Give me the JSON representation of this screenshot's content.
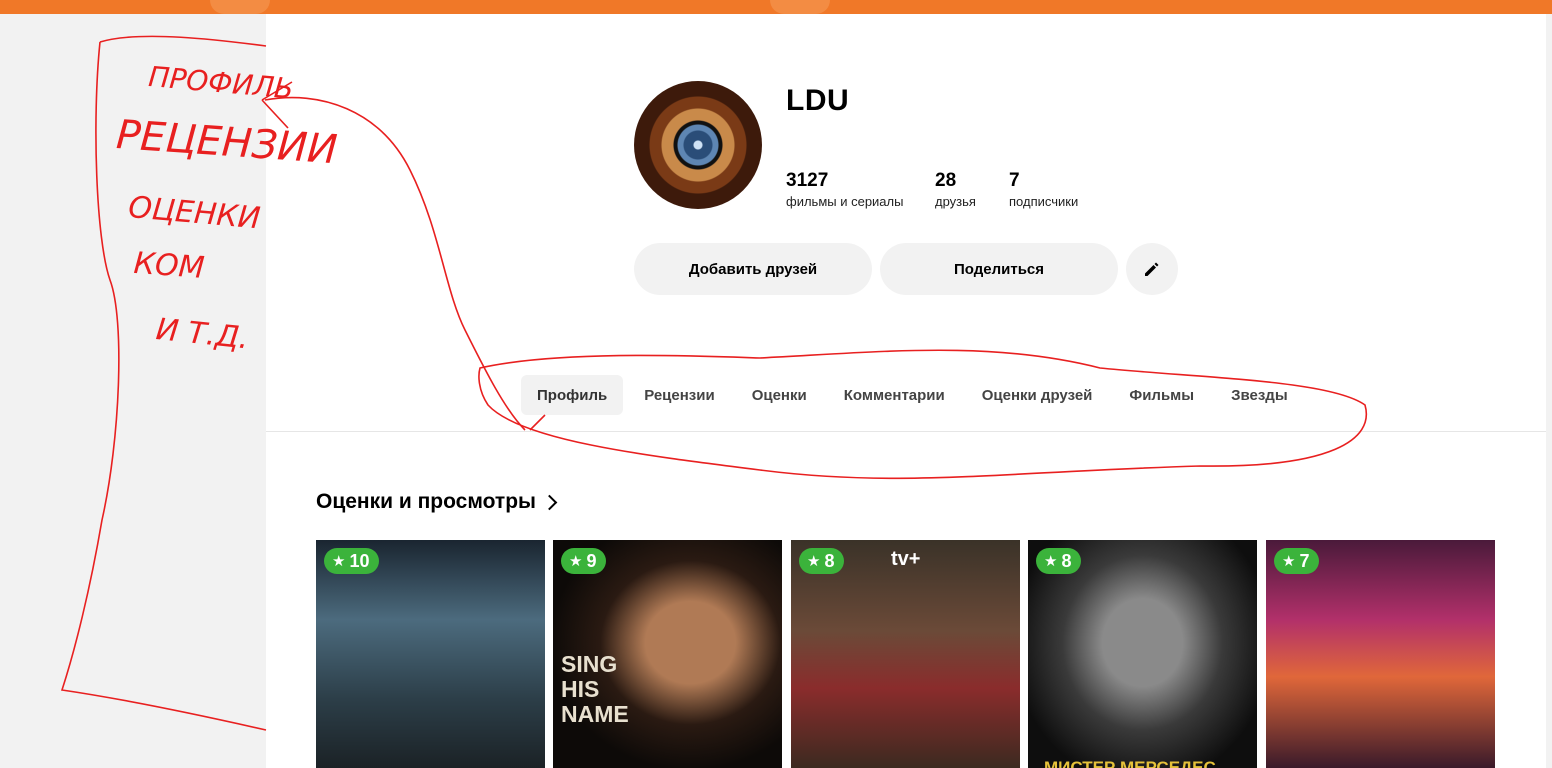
{
  "profile": {
    "username": "LDU",
    "stats": [
      {
        "value": "3127",
        "label": "фильмы и сериалы"
      },
      {
        "value": "28",
        "label": "друзья"
      },
      {
        "value": "7",
        "label": "подписчики"
      }
    ],
    "buttons": {
      "add_friends": "Добавить друзей",
      "share": "Поделиться"
    }
  },
  "tabs": [
    "Профиль",
    "Рецензии",
    "Оценки",
    "Комментарии",
    "Оценки друзей",
    "Фильмы",
    "Звезды"
  ],
  "section": {
    "title": "Оценки и просмотры"
  },
  "posters": [
    {
      "rating": "10",
      "text": ""
    },
    {
      "rating": "9",
      "text": "SING HIS NAME"
    },
    {
      "rating": "8",
      "text": "tv+"
    },
    {
      "rating": "8",
      "text": "МИСТЕР МЕРСЕДЕС"
    },
    {
      "rating": "7",
      "text": ""
    }
  ],
  "annotation": {
    "lines": [
      "ПРОФИЛЬ",
      "РЕЦЕНЗИИ",
      "ОЦЕНКИ",
      "КОМ",
      "И Т.Д."
    ]
  },
  "colors": {
    "accent": "#f07828",
    "badge": "#3bb33b",
    "annotation": "#e82020"
  }
}
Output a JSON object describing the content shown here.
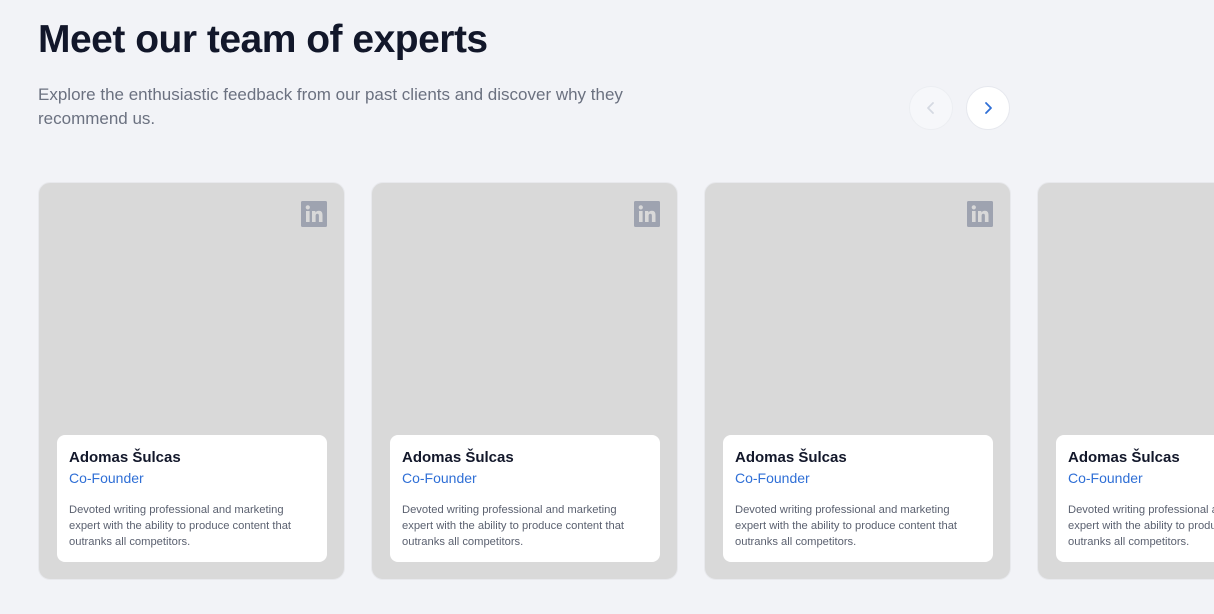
{
  "header": {
    "title": "Meet our team of experts",
    "subtitle": "Explore the enthusiastic feedback from our past clients and discover why they recommend us."
  },
  "nav": {
    "prev_icon": "chevron-left-icon",
    "next_icon": "chevron-right-icon",
    "accent": "#2f6fd6",
    "disabled_color": "#d5d9e2"
  },
  "team": [
    {
      "name": "Adomas Šulcas",
      "role": "Co-Founder",
      "description": "Devoted writing professional and marketing expert with the ability to produce content that outranks all competitors.",
      "social_icon": "linkedin-icon"
    },
    {
      "name": "Adomas Šulcas",
      "role": "Co-Founder",
      "description": "Devoted writing professional and marketing expert with the ability to produce content that outranks all competitors.",
      "social_icon": "linkedin-icon"
    },
    {
      "name": "Adomas Šulcas",
      "role": "Co-Founder",
      "description": "Devoted writing professional and marketing expert with the ability to produce content that outranks all competitors.",
      "social_icon": "linkedin-icon"
    },
    {
      "name": "Adomas Šulcas",
      "role": "Co-Founder",
      "description": "Devoted writing professional and marketing expert with the ability to produce content that outranks all competitors.",
      "social_icon": "linkedin-icon"
    }
  ],
  "colors": {
    "background": "#f2f3f7",
    "card_placeholder": "#d9d9d9",
    "linkedin_icon": "#9ea3b0",
    "role_text": "#2f6fd6"
  }
}
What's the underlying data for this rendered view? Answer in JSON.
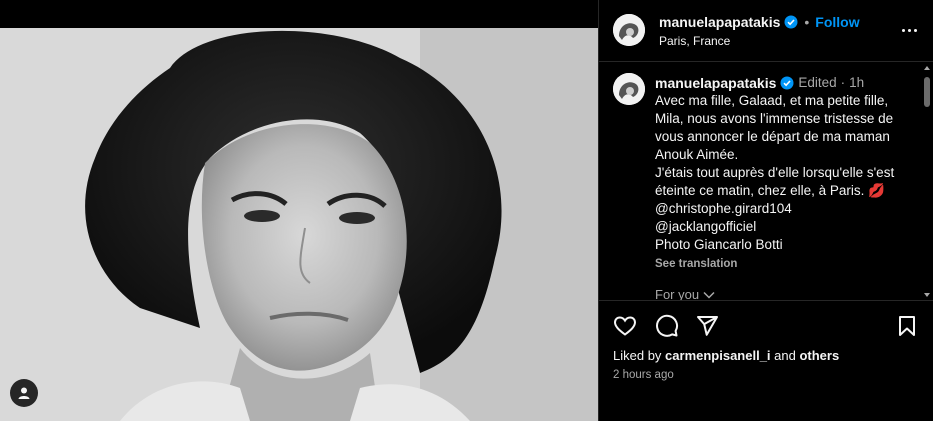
{
  "post": {
    "username": "manuelapapatakis",
    "location": "Paris, France",
    "follow_label": "Follow",
    "separator": "•",
    "accent_color": "#0095f6"
  },
  "caption": {
    "username": "manuelapapatakis",
    "edited": "Edited",
    "separator": "·",
    "time": "1h",
    "lines": [
      "Avec ma fille, Galaad, et ma petite fille,",
      "Mila, nous avons l'immense tristesse de",
      "vous annoncer le départ de ma maman",
      "Anouk Aimée.",
      "J'étais tout auprès d'elle lorsqu'elle s'est",
      "éteinte ce matin, chez elle, à Paris. 💋",
      "@christophe.girard104",
      "@jacklangofficiel",
      "Photo Giancarlo Botti"
    ],
    "see_translation": "See translation"
  },
  "for_you": {
    "label": "For you"
  },
  "likes": {
    "prefix": "Liked by ",
    "user": "carmenpisanell_i",
    "middle": " and ",
    "others": "others"
  },
  "posted_ago": "2 hours ago",
  "icons": {
    "like": "heart-icon",
    "comment": "comment-icon",
    "share": "send-icon",
    "save": "bookmark-icon",
    "more": "more-options-icon",
    "tag": "user-tag-icon",
    "verified": "verified-badge-icon"
  }
}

================

Reproduce every line exactly and omit all pictures.

*ANSWER TO THE TASK:*
Give me the JSON representation of this screenshot's content.
{
  "profile": {
    "username": "LDU",
    "stats": [
      {
        "value": "3127",
        "label": "фильмы и сериалы"
      },
      {
        "value": "28",
        "label": "друзья"
      },
      {
        "value": "7",
        "label": "подписчики"
      }
    ],
    "buttons": {
      "add_friends": "Добавить друзей",
      "share": "Поделиться"
    }
  },
  "tabs": [
    "Профиль",
    "Рецензии",
    "Оценки",
    "Комментарии",
    "Оценки друзей",
    "Фильмы",
    "Звезды"
  ],
  "section": {
    "title": "Оценки и просмотры"
  },
  "posters": [
    {
      "rating": "10",
      "text": ""
    },
    {
      "rating": "9",
      "text": "SING HIS NAME"
    },
    {
      "rating": "8",
      "text": "tv+"
    },
    {
      "rating": "8",
      "text": "МИСТЕР МЕРСЕДЕС"
    },
    {
      "rating": "7",
      "text": ""
    }
  ],
  "annotation": {
    "lines": [
      "ПРОФИЛЬ",
      "РЕЦЕНЗИИ",
      "ОЦЕНКИ",
      "КОМ",
      "И Т.Д."
    ]
  },
  "colors": {
    "accent": "#f07828",
    "badge": "#3bb33b",
    "annotation": "#e82020"
  }
}
Output a JSON object describing the content shown here.
{
  "header": {
    "title": "Meet our team of experts",
    "subtitle": "Explore the enthusiastic feedback from our past clients and discover why they recommend us."
  },
  "nav": {
    "prev_icon": "chevron-left-icon",
    "next_icon": "chevron-right-icon",
    "accent": "#2f6fd6",
    "disabled_color": "#d5d9e2"
  },
  "team": [
    {
      "name": "Adomas Šulcas",
      "role": "Co-Founder",
      "description": "Devoted writing professional and marketing expert with the ability to produce content that outranks all competitors.",
      "social_icon": "linkedin-icon"
    },
    {
      "name": "Adomas Šulcas",
      "role": "Co-Founder",
      "description": "Devoted writing professional and marketing expert with the ability to produce content that outranks all competitors.",
      "social_icon": "linkedin-icon"
    },
    {
      "name": "Adomas Šulcas",
      "role": "Co-Founder",
      "description": "Devoted writing professional and marketing expert with the ability to produce content that outranks all competitors.",
      "social_icon": "linkedin-icon"
    },
    {
      "name": "Adomas Šulcas",
      "role": "Co-Founder",
      "description": "Devoted writing professional and marketing expert with the ability to produce content that outranks all competitors.",
      "social_icon": "linkedin-icon"
    }
  ],
  "colors": {
    "background": "#f2f3f7",
    "card_placeholder": "#d9d9d9",
    "linkedin_icon": "#9ea3b0",
    "role_text": "#2f6fd6"
  }
}
What's the underlying data for this rendered view? Answer in JSON.
{
  "post": {
    "username": "manuelapapatakis",
    "location": "Paris, France",
    "follow_label": "Follow",
    "separator": "•",
    "accent_color": "#0095f6"
  },
  "caption": {
    "username": "manuelapapatakis",
    "edited": "Edited",
    "separator": "·",
    "time": "1h",
    "lines": [
      "Avec ma fille, Galaad, et ma petite fille,",
      "Mila, nous avons l'immense tristesse de",
      "vous annoncer le départ de ma maman",
      "Anouk Aimée.",
      "J'étais tout auprès d'elle lorsqu'elle s'est",
      "éteinte ce matin, chez elle, à Paris. 💋",
      "@christophe.girard104",
      "@jacklangofficiel",
      "Photo Giancarlo Botti"
    ],
    "see_translation": "See translation"
  },
  "for_you": {
    "label": "For you"
  },
  "likes": {
    "prefix": "Liked by ",
    "user": "carmenpisanell_i",
    "middle": " and ",
    "others": "others"
  },
  "posted_ago": "2 hours ago",
  "icons": {
    "like": "heart-icon",
    "comment": "comment-icon",
    "share": "send-icon",
    "save": "bookmark-icon",
    "more": "more-options-icon",
    "tag": "user-tag-icon",
    "verified": "verified-badge-icon"
  }
}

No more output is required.